### STATED PROBLEM
Only the pictures are to be left out; set down the rest of the records exactly.
* START SUPPLIED MATERIAL *
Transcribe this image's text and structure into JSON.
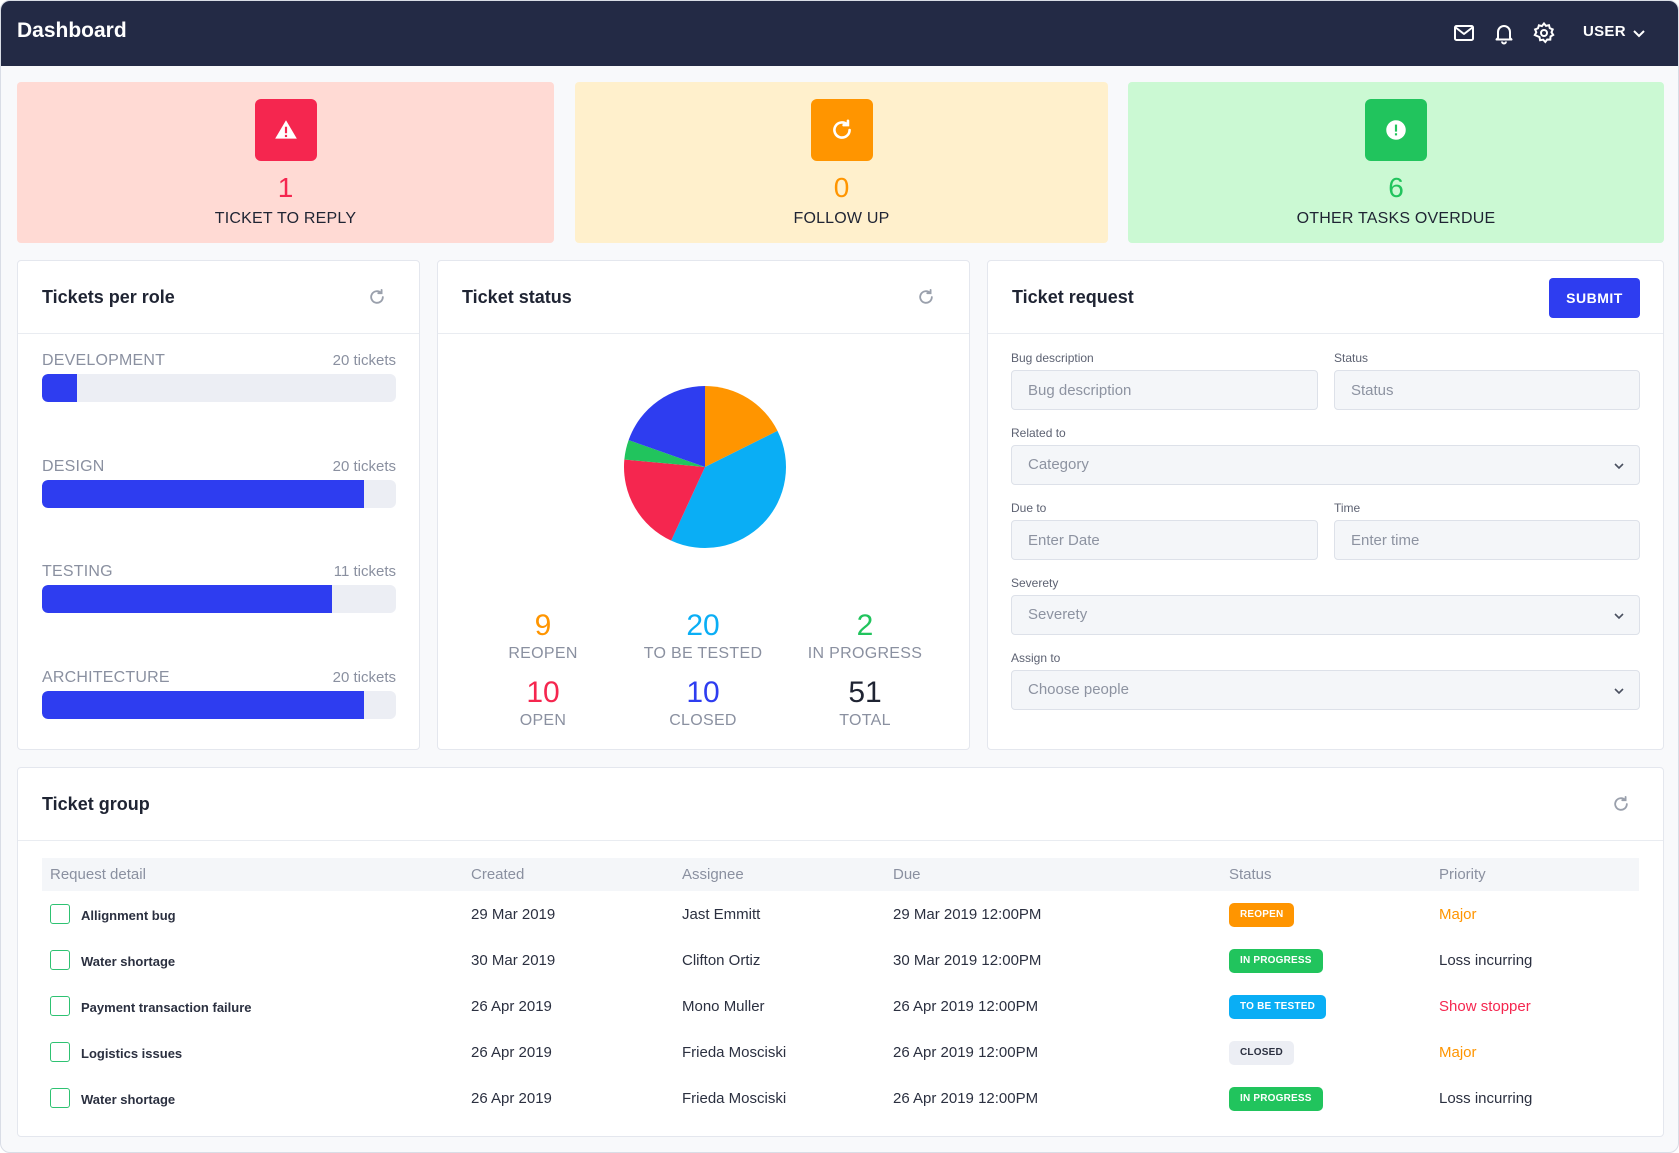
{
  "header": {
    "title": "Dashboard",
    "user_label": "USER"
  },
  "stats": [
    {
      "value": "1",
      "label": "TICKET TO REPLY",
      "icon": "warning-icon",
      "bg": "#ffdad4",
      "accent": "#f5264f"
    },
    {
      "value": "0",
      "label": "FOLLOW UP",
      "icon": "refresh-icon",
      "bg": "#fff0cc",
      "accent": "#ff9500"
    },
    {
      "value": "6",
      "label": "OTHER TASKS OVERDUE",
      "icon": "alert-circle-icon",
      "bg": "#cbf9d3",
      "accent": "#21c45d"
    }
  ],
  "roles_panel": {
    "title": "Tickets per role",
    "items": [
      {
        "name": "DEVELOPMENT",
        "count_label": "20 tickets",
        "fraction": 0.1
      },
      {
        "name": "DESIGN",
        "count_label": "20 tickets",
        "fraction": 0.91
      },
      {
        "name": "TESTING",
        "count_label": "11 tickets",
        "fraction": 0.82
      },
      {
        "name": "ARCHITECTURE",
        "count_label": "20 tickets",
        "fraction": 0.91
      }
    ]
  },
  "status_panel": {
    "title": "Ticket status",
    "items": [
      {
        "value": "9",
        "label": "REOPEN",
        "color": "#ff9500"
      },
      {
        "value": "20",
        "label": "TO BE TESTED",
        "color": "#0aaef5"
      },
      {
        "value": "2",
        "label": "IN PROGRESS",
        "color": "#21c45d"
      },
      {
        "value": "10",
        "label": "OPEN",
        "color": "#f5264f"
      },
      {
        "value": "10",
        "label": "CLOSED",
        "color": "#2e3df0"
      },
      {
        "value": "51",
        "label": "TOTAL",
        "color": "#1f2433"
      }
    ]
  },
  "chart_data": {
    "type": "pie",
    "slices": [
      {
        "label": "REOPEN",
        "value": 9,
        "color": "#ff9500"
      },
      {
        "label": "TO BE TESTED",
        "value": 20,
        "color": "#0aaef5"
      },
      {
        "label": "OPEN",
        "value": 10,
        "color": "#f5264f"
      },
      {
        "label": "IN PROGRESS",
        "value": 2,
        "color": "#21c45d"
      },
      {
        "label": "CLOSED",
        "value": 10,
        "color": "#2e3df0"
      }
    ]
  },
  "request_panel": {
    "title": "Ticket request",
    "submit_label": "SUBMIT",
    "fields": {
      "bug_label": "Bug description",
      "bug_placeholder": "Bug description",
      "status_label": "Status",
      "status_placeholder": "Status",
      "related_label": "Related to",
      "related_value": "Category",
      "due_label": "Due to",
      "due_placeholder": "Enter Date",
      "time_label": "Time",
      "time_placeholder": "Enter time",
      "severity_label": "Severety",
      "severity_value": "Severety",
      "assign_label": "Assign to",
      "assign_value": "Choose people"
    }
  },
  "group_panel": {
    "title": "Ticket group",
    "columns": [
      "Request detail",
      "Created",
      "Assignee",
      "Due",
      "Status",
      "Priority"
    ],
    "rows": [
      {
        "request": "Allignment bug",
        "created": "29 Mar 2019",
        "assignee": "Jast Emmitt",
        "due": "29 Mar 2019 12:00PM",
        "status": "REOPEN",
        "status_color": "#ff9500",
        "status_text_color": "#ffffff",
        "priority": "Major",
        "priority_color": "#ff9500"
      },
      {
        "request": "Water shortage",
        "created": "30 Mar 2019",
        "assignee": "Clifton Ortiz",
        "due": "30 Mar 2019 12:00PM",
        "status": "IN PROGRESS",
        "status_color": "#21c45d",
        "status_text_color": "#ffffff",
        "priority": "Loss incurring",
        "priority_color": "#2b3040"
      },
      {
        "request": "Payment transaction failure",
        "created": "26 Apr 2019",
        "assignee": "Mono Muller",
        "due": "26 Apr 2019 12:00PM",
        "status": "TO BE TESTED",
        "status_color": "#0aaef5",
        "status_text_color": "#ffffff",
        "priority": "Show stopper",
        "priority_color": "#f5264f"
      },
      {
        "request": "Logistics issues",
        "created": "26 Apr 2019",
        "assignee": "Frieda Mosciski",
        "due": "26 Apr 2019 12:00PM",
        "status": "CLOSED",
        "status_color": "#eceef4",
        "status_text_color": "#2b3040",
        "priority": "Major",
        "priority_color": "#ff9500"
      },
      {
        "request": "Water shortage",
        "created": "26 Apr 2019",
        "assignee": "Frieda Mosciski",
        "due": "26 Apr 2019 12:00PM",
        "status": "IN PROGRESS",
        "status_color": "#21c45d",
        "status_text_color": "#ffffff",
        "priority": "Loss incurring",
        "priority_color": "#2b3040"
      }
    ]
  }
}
* END SUPPLIED MATERIAL *
### SOLUTION TO THE EXERCISE
Transcribe this image's text and structure into JSON.
{
  "header": {
    "title": "Dashboard",
    "user_label": "USER"
  },
  "stats": [
    {
      "value": "1",
      "label": "TICKET TO REPLY",
      "icon": "warning-icon",
      "bg": "#ffdad4",
      "accent": "#f5264f"
    },
    {
      "value": "0",
      "label": "FOLLOW UP",
      "icon": "refresh-icon",
      "bg": "#fff0cc",
      "accent": "#ff9500"
    },
    {
      "value": "6",
      "label": "OTHER TASKS OVERDUE",
      "icon": "alert-circle-icon",
      "bg": "#cbf9d3",
      "accent": "#21c45d"
    }
  ],
  "roles_panel": {
    "title": "Tickets per role",
    "items": [
      {
        "name": "DEVELOPMENT",
        "count_label": "20 tickets",
        "fraction": 0.1
      },
      {
        "name": "DESIGN",
        "count_label": "20 tickets",
        "fraction": 0.91
      },
      {
        "name": "TESTING",
        "count_label": "11 tickets",
        "fraction": 0.82
      },
      {
        "name": "ARCHITECTURE",
        "count_label": "20 tickets",
        "fraction": 0.91
      }
    ]
  },
  "status_panel": {
    "title": "Ticket status",
    "items": [
      {
        "value": "9",
        "label": "REOPEN",
        "color": "#ff9500"
      },
      {
        "value": "20",
        "label": "TO BE TESTED",
        "color": "#0aaef5"
      },
      {
        "value": "2",
        "label": "IN PROGRESS",
        "color": "#21c45d"
      },
      {
        "value": "10",
        "label": "OPEN",
        "color": "#f5264f"
      },
      {
        "value": "10",
        "label": "CLOSED",
        "color": "#2e3df0"
      },
      {
        "value": "51",
        "label": "TOTAL",
        "color": "#1f2433"
      }
    ]
  },
  "chart_data": {
    "type": "pie",
    "slices": [
      {
        "label": "REOPEN",
        "value": 9,
        "color": "#ff9500"
      },
      {
        "label": "TO BE TESTED",
        "value": 20,
        "color": "#0aaef5"
      },
      {
        "label": "OPEN",
        "value": 10,
        "color": "#f5264f"
      },
      {
        "label": "IN PROGRESS",
        "value": 2,
        "color": "#21c45d"
      },
      {
        "label": "CLOSED",
        "value": 10,
        "color": "#2e3df0"
      }
    ]
  },
  "request_panel": {
    "title": "Ticket request",
    "submit_label": "SUBMIT",
    "fields": {
      "bug_label": "Bug description",
      "bug_placeholder": "Bug description",
      "status_label": "Status",
      "status_placeholder": "Status",
      "related_label": "Related to",
      "related_value": "Category",
      "due_label": "Due to",
      "due_placeholder": "Enter Date",
      "time_label": "Time",
      "time_placeholder": "Enter time",
      "severity_label": "Severety",
      "severity_value": "Severety",
      "assign_label": "Assign to",
      "assign_value": "Choose people"
    }
  },
  "group_panel": {
    "title": "Ticket group",
    "columns": [
      "Request detail",
      "Created",
      "Assignee",
      "Due",
      "Status",
      "Priority"
    ],
    "rows": [
      {
        "request": "Allignment bug",
        "created": "29 Mar 2019",
        "assignee": "Jast Emmitt",
        "due": "29 Mar 2019 12:00PM",
        "status": "REOPEN",
        "status_color": "#ff9500",
        "status_text_color": "#ffffff",
        "priority": "Major",
        "priority_color": "#ff9500"
      },
      {
        "request": "Water shortage",
        "created": "30 Mar 2019",
        "assignee": "Clifton Ortiz",
        "due": "30 Mar 2019 12:00PM",
        "status": "IN PROGRESS",
        "status_color": "#21c45d",
        "status_text_color": "#ffffff",
        "priority": "Loss incurring",
        "priority_color": "#2b3040"
      },
      {
        "request": "Payment transaction failure",
        "created": "26 Apr 2019",
        "assignee": "Mono Muller",
        "due": "26 Apr 2019 12:00PM",
        "status": "TO BE TESTED",
        "status_color": "#0aaef5",
        "status_text_color": "#ffffff",
        "priority": "Show stopper",
        "priority_color": "#f5264f"
      },
      {
        "request": "Logistics issues",
        "created": "26 Apr 2019",
        "assignee": "Frieda Mosciski",
        "due": "26 Apr 2019 12:00PM",
        "status": "CLOSED",
        "status_color": "#eceef4",
        "status_text_color": "#2b3040",
        "priority": "Major",
        "priority_color": "#ff9500"
      },
      {
        "request": "Water shortage",
        "created": "26 Apr 2019",
        "assignee": "Frieda Mosciski",
        "due": "26 Apr 2019 12:00PM",
        "status": "IN PROGRESS",
        "status_color": "#21c45d",
        "status_text_color": "#ffffff",
        "priority": "Loss incurring",
        "priority_color": "#2b3040"
      }
    ]
  }
}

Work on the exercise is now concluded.